PROBLEM TO WORK ON:
Find the lines with the string "haſtatorum" and return them.
━━━ PROVIDED DATA ━━━
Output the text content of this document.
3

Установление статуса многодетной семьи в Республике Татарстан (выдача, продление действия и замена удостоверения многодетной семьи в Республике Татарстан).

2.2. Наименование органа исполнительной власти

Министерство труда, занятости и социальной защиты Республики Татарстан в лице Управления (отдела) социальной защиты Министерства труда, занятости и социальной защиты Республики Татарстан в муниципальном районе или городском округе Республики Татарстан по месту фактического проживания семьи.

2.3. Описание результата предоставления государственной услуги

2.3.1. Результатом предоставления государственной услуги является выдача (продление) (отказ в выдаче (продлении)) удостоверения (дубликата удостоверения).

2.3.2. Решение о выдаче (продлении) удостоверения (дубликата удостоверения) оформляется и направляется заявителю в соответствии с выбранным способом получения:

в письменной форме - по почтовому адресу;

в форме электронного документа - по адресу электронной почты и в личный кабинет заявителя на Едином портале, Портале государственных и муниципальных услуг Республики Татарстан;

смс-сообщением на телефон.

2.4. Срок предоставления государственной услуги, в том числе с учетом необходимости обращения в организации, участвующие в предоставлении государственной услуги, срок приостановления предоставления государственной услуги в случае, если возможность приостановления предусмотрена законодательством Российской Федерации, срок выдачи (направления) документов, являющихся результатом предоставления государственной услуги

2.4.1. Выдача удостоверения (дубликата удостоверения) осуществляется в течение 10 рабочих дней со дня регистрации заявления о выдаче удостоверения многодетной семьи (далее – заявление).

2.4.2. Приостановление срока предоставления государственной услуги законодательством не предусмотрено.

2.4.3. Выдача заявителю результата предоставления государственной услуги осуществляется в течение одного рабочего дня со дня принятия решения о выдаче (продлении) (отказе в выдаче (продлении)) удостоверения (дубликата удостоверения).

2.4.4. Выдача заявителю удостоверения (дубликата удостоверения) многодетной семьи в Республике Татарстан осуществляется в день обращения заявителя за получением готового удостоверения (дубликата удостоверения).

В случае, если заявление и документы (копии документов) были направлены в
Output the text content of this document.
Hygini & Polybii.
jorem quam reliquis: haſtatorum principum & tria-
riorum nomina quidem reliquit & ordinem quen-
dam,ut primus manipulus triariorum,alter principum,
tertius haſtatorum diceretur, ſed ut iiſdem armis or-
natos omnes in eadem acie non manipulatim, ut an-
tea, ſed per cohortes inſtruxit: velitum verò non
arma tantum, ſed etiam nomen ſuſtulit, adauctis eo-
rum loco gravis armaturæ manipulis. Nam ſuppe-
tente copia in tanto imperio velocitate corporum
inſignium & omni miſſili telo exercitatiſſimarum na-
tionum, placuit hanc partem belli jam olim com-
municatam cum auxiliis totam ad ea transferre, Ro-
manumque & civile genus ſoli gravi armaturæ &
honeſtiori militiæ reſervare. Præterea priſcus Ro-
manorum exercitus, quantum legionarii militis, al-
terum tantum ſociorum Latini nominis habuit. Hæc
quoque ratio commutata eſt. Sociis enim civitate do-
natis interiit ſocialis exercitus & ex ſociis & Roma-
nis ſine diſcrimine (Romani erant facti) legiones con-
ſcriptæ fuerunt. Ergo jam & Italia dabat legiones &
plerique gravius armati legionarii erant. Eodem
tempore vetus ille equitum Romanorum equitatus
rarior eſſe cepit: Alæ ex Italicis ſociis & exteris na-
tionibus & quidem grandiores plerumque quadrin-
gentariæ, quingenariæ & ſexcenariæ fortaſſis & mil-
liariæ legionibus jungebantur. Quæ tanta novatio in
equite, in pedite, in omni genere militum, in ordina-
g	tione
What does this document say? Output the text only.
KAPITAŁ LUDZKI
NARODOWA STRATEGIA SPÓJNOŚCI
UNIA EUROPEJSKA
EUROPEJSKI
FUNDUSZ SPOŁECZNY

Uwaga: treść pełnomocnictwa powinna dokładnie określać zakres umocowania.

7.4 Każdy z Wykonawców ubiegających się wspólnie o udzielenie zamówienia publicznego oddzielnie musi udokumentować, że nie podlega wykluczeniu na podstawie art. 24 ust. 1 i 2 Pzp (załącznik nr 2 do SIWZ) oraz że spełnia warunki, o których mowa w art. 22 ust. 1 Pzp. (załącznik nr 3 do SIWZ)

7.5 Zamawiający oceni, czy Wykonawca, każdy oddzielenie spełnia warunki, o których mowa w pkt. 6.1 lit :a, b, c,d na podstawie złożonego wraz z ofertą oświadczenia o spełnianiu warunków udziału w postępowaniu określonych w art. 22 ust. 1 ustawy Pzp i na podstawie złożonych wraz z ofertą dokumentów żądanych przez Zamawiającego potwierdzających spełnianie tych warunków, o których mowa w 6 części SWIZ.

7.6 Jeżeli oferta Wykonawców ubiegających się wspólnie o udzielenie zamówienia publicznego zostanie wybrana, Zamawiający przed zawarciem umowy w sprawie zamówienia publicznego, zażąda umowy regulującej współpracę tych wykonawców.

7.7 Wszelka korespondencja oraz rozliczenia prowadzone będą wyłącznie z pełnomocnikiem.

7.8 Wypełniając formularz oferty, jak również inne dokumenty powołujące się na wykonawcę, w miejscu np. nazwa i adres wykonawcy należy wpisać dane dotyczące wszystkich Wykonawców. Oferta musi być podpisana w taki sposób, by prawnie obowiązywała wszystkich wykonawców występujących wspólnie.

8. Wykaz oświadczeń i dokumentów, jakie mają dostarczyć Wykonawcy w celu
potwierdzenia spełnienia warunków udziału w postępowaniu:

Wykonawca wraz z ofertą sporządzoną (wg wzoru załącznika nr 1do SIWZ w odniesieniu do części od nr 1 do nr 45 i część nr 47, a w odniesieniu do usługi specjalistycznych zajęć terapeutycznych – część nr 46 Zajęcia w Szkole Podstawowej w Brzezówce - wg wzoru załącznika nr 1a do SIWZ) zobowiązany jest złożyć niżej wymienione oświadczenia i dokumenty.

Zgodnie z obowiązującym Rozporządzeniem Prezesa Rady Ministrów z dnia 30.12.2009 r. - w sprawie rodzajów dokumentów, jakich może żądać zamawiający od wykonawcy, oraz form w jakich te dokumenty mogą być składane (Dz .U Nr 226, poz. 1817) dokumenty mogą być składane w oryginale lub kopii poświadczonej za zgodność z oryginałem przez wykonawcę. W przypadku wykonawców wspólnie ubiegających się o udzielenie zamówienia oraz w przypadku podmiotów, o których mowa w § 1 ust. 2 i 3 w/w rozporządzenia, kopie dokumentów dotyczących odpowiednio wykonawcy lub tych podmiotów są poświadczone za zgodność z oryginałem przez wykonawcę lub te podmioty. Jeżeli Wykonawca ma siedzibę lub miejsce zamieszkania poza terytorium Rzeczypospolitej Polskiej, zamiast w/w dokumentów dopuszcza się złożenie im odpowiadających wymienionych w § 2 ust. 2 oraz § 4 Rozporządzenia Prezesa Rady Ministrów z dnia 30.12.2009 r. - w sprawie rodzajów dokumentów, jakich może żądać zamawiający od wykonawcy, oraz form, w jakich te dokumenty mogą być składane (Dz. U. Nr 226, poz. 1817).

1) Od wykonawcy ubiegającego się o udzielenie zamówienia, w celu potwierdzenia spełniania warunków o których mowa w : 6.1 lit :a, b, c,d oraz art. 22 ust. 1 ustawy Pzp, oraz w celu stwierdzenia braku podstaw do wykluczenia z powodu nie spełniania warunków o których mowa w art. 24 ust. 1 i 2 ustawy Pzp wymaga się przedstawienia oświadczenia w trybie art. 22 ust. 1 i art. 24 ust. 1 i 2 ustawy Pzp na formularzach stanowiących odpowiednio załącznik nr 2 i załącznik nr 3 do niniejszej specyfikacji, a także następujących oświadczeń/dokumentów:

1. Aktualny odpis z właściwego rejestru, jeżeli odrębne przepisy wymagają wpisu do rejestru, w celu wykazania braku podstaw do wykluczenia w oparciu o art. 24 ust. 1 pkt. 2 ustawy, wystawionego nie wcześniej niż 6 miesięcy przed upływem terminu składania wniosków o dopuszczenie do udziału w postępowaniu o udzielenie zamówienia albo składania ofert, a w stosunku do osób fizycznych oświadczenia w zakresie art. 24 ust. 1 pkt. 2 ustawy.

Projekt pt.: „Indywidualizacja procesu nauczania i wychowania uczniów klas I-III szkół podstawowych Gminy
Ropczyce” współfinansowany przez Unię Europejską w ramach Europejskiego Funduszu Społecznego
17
━━━
RESULT OF THIS EXERCISE:
jorem quam reliquis: haſtatorum principum & tria-
tertius haſtatorum diceretur, ſed ut iiſdem armis or-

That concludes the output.